Entries from a dataset:
○ ○ ○

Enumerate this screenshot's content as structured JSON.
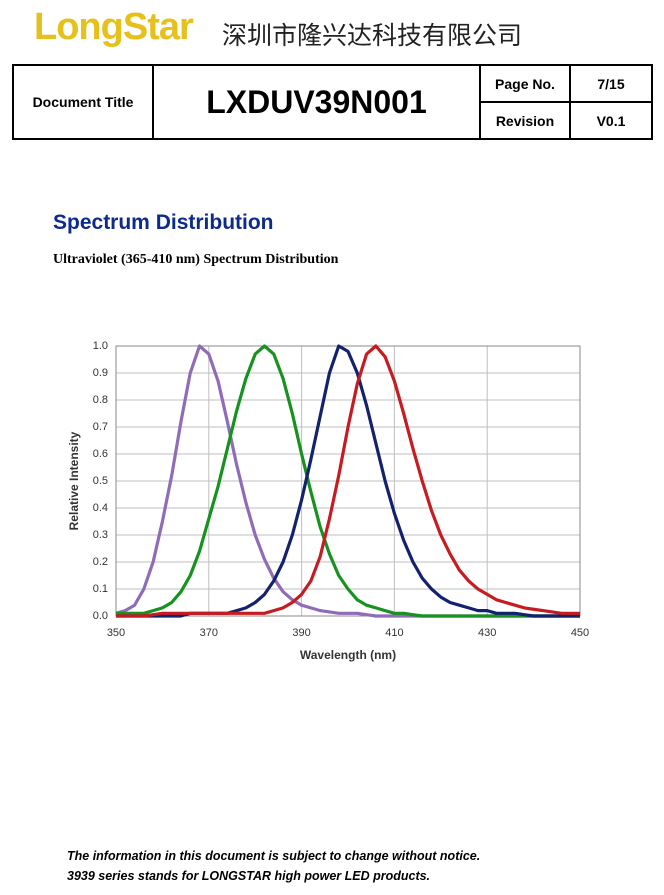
{
  "header": {
    "logo": "LongStar",
    "company": "深圳市隆兴达科技有限公司"
  },
  "doc_table": {
    "document_title_label": "Document Title",
    "document_title": "LXDUV39N001",
    "page_no_label": "Page No.",
    "page_no": "7/15",
    "revision_label": "Revision",
    "revision": "V0.1"
  },
  "section": {
    "title": "Spectrum Distribution",
    "subtitle": "Ultraviolet (365-410 nm) Spectrum Distribution"
  },
  "chart_data": {
    "type": "line",
    "x_label": "Wavelength (nm)",
    "y_label": "Relative Intensity",
    "x": [
      350,
      352,
      354,
      356,
      358,
      360,
      362,
      364,
      366,
      368,
      370,
      372,
      374,
      376,
      378,
      380,
      382,
      384,
      386,
      388,
      390,
      392,
      394,
      396,
      398,
      400,
      402,
      404,
      406,
      408,
      410,
      412,
      414,
      416,
      418,
      420,
      422,
      424,
      426,
      428,
      430,
      432,
      434,
      436,
      438,
      440,
      442,
      444,
      446,
      448,
      450
    ],
    "series": [
      {
        "color": "#8f6cb8",
        "values": [
          0.01,
          0.02,
          0.04,
          0.1,
          0.2,
          0.35,
          0.52,
          0.72,
          0.9,
          1.0,
          0.97,
          0.87,
          0.72,
          0.56,
          0.42,
          0.3,
          0.21,
          0.14,
          0.09,
          0.06,
          0.04,
          0.03,
          0.02,
          0.015,
          0.01,
          0.01,
          0.01,
          0.005,
          0,
          0,
          0,
          0,
          0,
          0,
          0,
          0,
          0,
          0,
          0,
          0,
          0,
          0,
          0,
          0,
          0,
          0,
          0,
          0,
          0,
          0,
          0
        ]
      },
      {
        "color": "#17921f",
        "values": [
          0.01,
          0.01,
          0.01,
          0.01,
          0.02,
          0.03,
          0.05,
          0.09,
          0.15,
          0.24,
          0.36,
          0.48,
          0.62,
          0.76,
          0.88,
          0.97,
          1.0,
          0.97,
          0.88,
          0.75,
          0.6,
          0.46,
          0.33,
          0.23,
          0.15,
          0.1,
          0.06,
          0.04,
          0.03,
          0.02,
          0.01,
          0.01,
          0.005,
          0,
          0,
          0,
          0,
          0,
          0,
          0,
          0,
          0,
          0,
          0,
          0,
          0,
          0,
          0,
          0,
          0,
          0
        ]
      },
      {
        "color": "#13226c",
        "values": [
          0,
          0,
          0,
          0,
          0,
          0,
          0,
          0,
          0.01,
          0.01,
          0.01,
          0.01,
          0.01,
          0.02,
          0.03,
          0.05,
          0.08,
          0.13,
          0.2,
          0.3,
          0.43,
          0.58,
          0.74,
          0.9,
          1.0,
          0.98,
          0.9,
          0.78,
          0.64,
          0.5,
          0.38,
          0.28,
          0.2,
          0.14,
          0.1,
          0.07,
          0.05,
          0.04,
          0.03,
          0.02,
          0.02,
          0.01,
          0.01,
          0.01,
          0.005,
          0,
          0,
          0,
          0,
          0,
          0
        ]
      },
      {
        "color": "#c61c21",
        "values": [
          0,
          0,
          0,
          0,
          0.005,
          0.01,
          0.01,
          0.01,
          0.01,
          0.01,
          0.01,
          0.01,
          0.01,
          0.01,
          0.01,
          0.01,
          0.01,
          0.02,
          0.03,
          0.05,
          0.08,
          0.13,
          0.22,
          0.36,
          0.52,
          0.7,
          0.86,
          0.97,
          1.0,
          0.96,
          0.87,
          0.75,
          0.62,
          0.5,
          0.39,
          0.3,
          0.23,
          0.17,
          0.13,
          0.1,
          0.08,
          0.06,
          0.05,
          0.04,
          0.03,
          0.025,
          0.02,
          0.015,
          0.01,
          0.01,
          0.01
        ]
      }
    ],
    "xlim": [
      350,
      450
    ],
    "xticks": [
      350,
      370,
      390,
      410,
      430,
      450
    ],
    "ylim": [
      0,
      1
    ],
    "yticks": [
      {
        "value": 0,
        "label": "0.0"
      },
      0.1,
      0.2,
      0.3,
      0.4,
      0.5,
      0.6,
      0.7,
      0.8,
      0.9,
      {
        "value": 1,
        "label": "1.0"
      }
    ],
    "grid": true
  },
  "footer": {
    "lines": [
      "The information in this document is subject to change without notice.",
      "3939 series stands for LONGSTAR high power LED products."
    ]
  }
}
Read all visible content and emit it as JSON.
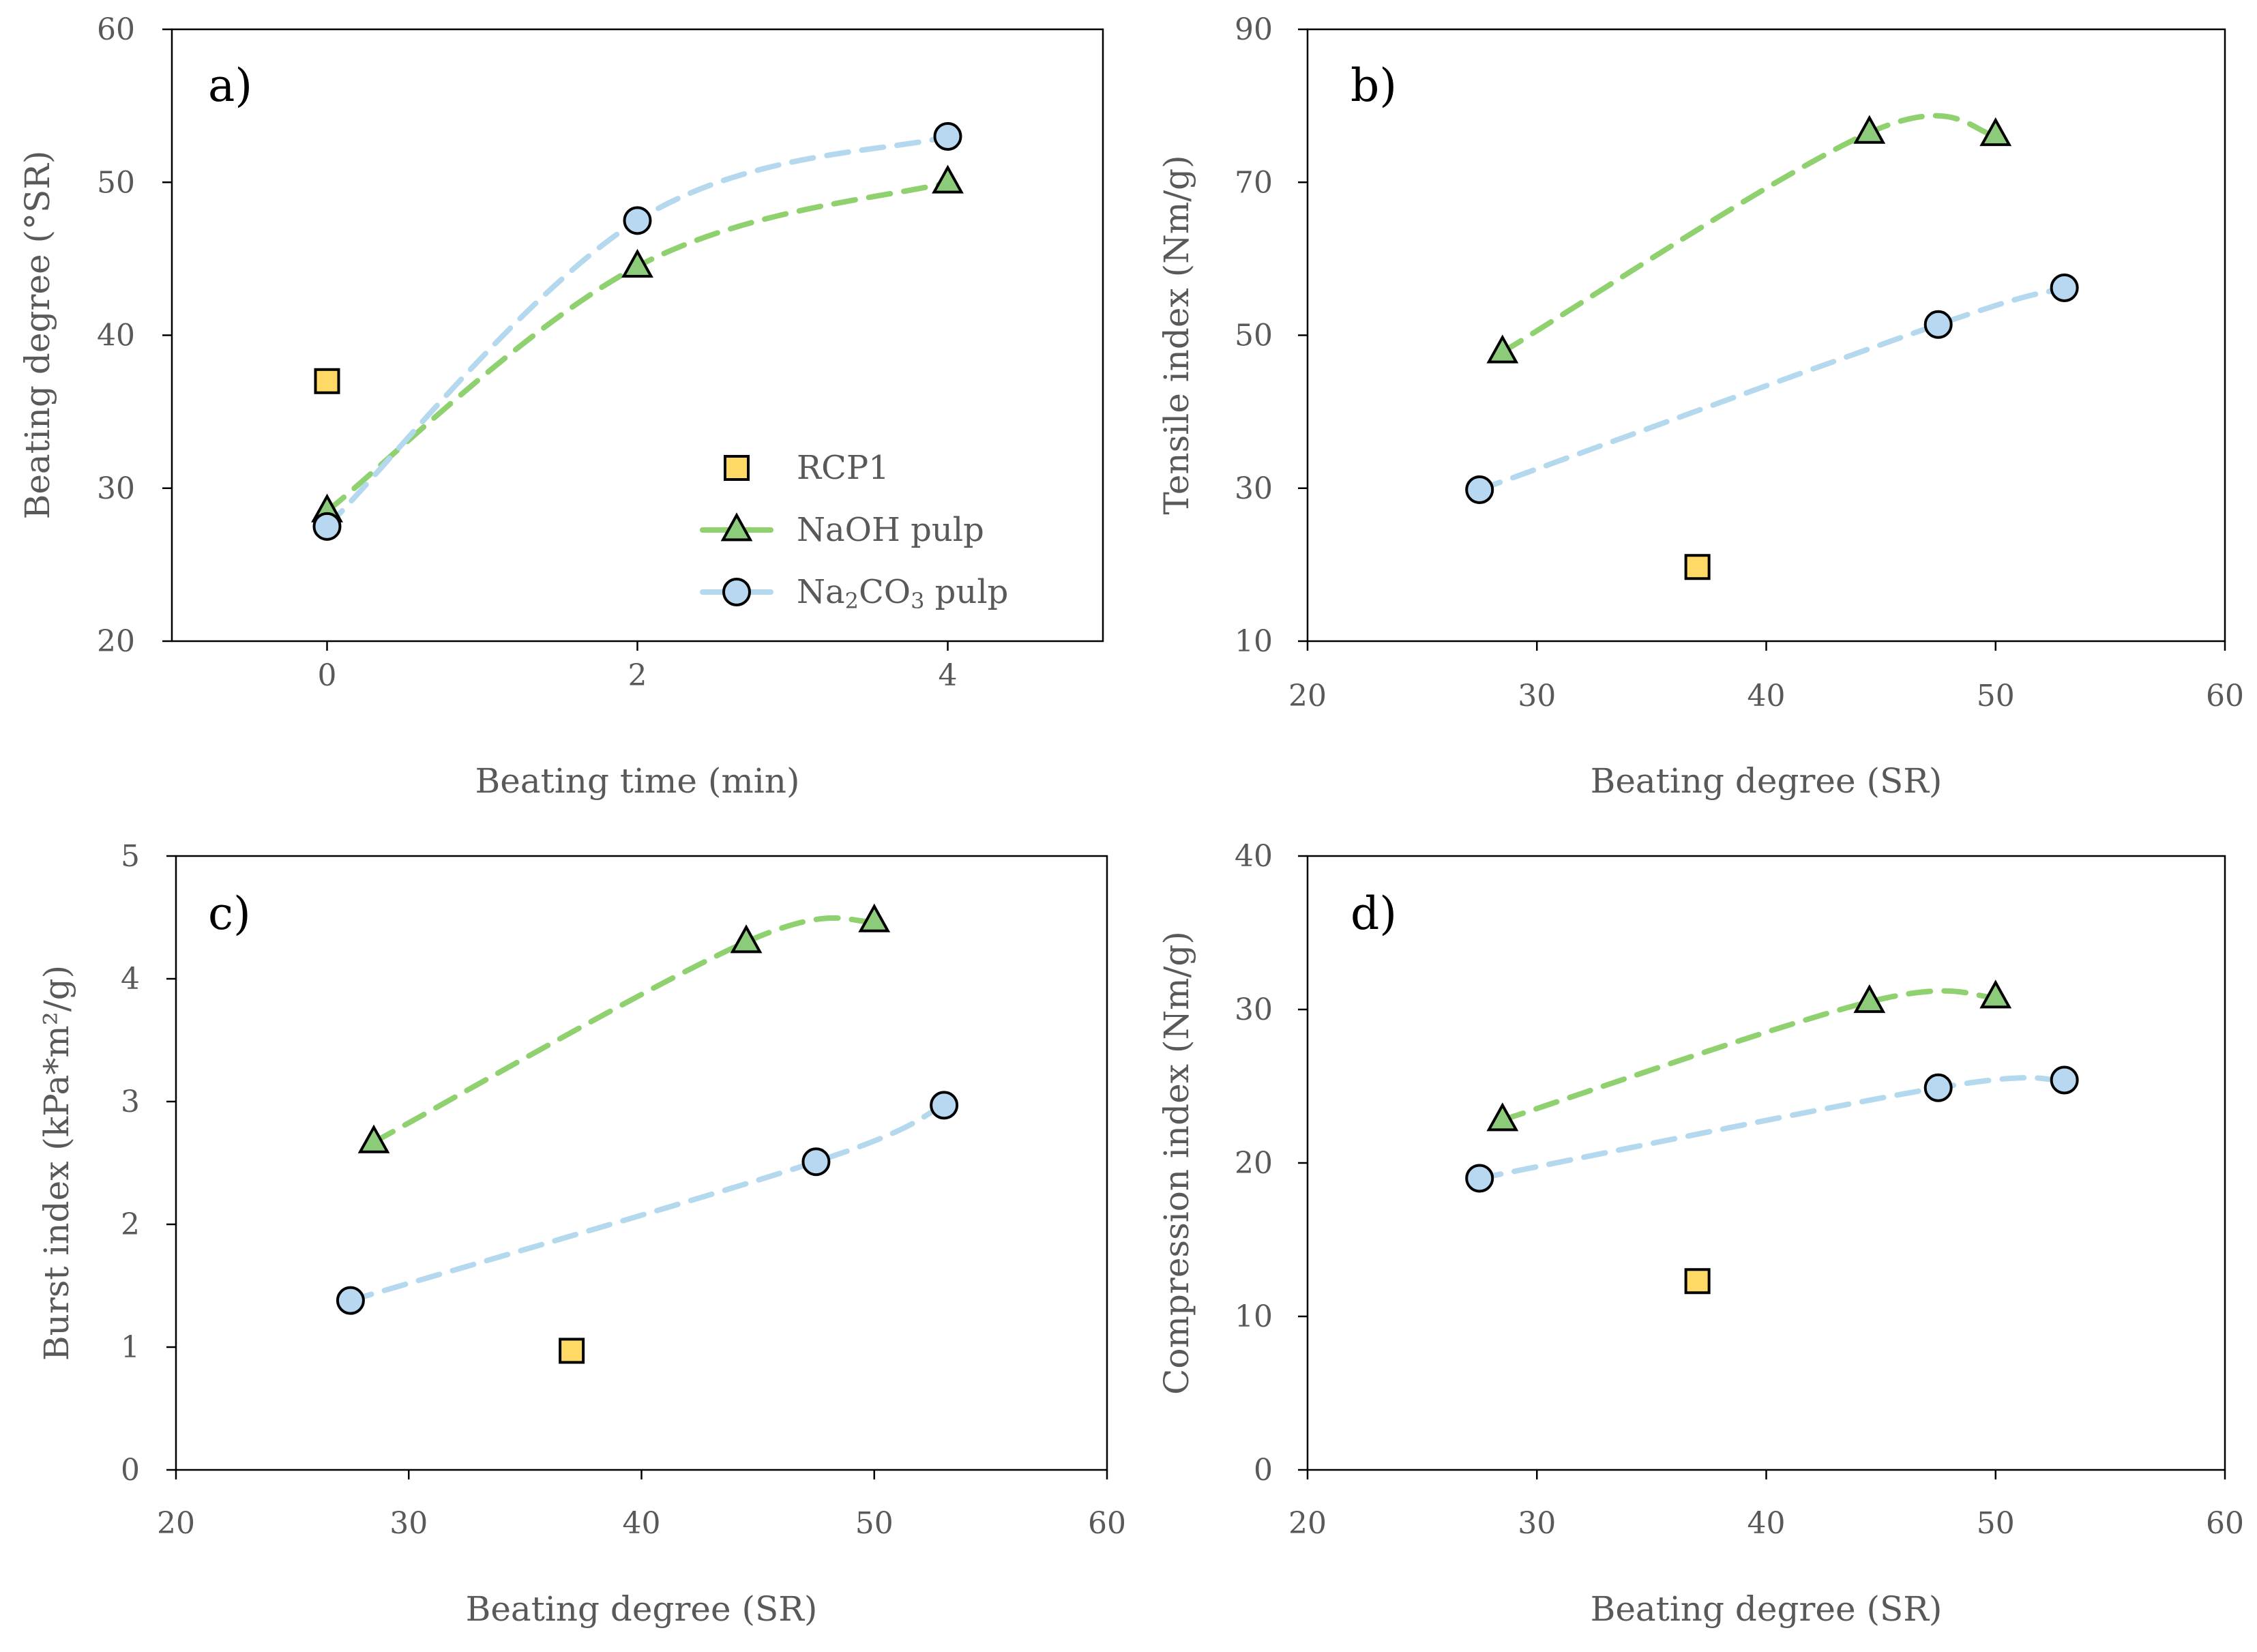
{
  "series_styles": {
    "RCP1": {
      "marker": "square",
      "fill": "#FFD966",
      "stroke": "#000000"
    },
    "NaOH pulp": {
      "marker": "triangle",
      "fill": "#8CCB7A",
      "stroke": "#000000",
      "line": "#8FD16F"
    },
    "Na2CO3 pulp": {
      "marker": "circle",
      "fill": "#B7D8F0",
      "stroke": "#000000",
      "line": "#B4D9EE"
    }
  },
  "legend": {
    "items": [
      {
        "label": "RCP1",
        "series": "RCP1"
      },
      {
        "label": "NaOH pulp",
        "series": "NaOH pulp"
      },
      {
        "label": "Na",
        "sub": "2",
        "label2": "CO",
        "sub2": "3",
        "label3": " pulp",
        "series": "Na2CO3 pulp"
      }
    ]
  },
  "chart_data": [
    {
      "panel": "a)",
      "type": "scatter",
      "xlabel": "Beating time (min)",
      "ylabel": "Beating degree (°SR)",
      "xlim": [
        -1,
        5
      ],
      "ylim": [
        20,
        60
      ],
      "xticks": [
        0,
        2,
        4
      ],
      "yticks": [
        20,
        30,
        40,
        50,
        60
      ],
      "series": [
        {
          "name": "RCP1",
          "points": [
            [
              0,
              37
            ]
          ],
          "connected": false
        },
        {
          "name": "NaOH pulp",
          "points": [
            [
              0,
              28.5
            ],
            [
              2,
              44.5
            ],
            [
              4,
              50
            ]
          ],
          "connected": true
        },
        {
          "name": "Na2CO3 pulp",
          "points": [
            [
              0,
              27.5
            ],
            [
              2,
              47.5
            ],
            [
              4,
              53
            ]
          ],
          "connected": true
        }
      ]
    },
    {
      "panel": "b)",
      "type": "scatter",
      "xlabel": "Beating degree (SR)",
      "ylabel": "Tensile index (Nm/g)",
      "xlim": [
        20,
        60
      ],
      "ylim": [
        10,
        90
      ],
      "xticks": [
        20,
        30,
        40,
        50,
        60
      ],
      "yticks": [
        10,
        30,
        50,
        70,
        90
      ],
      "series": [
        {
          "name": "RCP1",
          "points": [
            [
              37,
              19.7
            ]
          ],
          "connected": false
        },
        {
          "name": "NaOH pulp",
          "points": [
            [
              28.5,
              47.8
            ],
            [
              44.5,
              76.5
            ],
            [
              50,
              76.2
            ]
          ],
          "connected": true
        },
        {
          "name": "Na2CO3 pulp",
          "points": [
            [
              27.5,
              29.8
            ],
            [
              47.5,
              51.4
            ],
            [
              53,
              56.2
            ]
          ],
          "connected": true
        }
      ]
    },
    {
      "panel": "c)",
      "type": "scatter",
      "xlabel": "Beating degree (SR)",
      "ylabel": "Burst index (kPa*m²/g)",
      "xlim": [
        20,
        60
      ],
      "ylim": [
        0,
        5
      ],
      "xticks": [
        20,
        30,
        40,
        50,
        60
      ],
      "yticks": [
        0,
        1,
        2,
        3,
        4,
        5
      ],
      "series": [
        {
          "name": "RCP1",
          "points": [
            [
              37,
              0.97
            ]
          ],
          "connected": false
        },
        {
          "name": "NaOH pulp",
          "points": [
            [
              28.5,
              2.67
            ],
            [
              44.5,
              4.3
            ],
            [
              50,
              4.47
            ]
          ],
          "connected": true
        },
        {
          "name": "Na2CO3 pulp",
          "points": [
            [
              27.5,
              1.38
            ],
            [
              47.5,
              2.51
            ],
            [
              53,
              2.97
            ]
          ],
          "connected": true
        }
      ]
    },
    {
      "panel": "d)",
      "type": "scatter",
      "xlabel": "Beating degree (SR)",
      "ylabel": "Compression index (Nm/g)",
      "xlim": [
        20,
        60
      ],
      "ylim": [
        0,
        40
      ],
      "xticks": [
        20,
        30,
        40,
        50,
        60
      ],
      "yticks": [
        0,
        10,
        20,
        30,
        40
      ],
      "series": [
        {
          "name": "RCP1",
          "points": [
            [
              37,
              12.3
            ]
          ],
          "connected": false
        },
        {
          "name": "NaOH pulp",
          "points": [
            [
              28.5,
              22.8
            ],
            [
              44.5,
              30.5
            ],
            [
              50,
              30.8
            ]
          ],
          "connected": true
        },
        {
          "name": "Na2CO3 pulp",
          "points": [
            [
              27.5,
              19
            ],
            [
              47.5,
              24.9
            ],
            [
              53,
              25.4
            ]
          ],
          "connected": true
        }
      ]
    }
  ]
}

○ ○ ○

AIM: The answer is a single number: how many lines include the word "this"?

RESULT: 2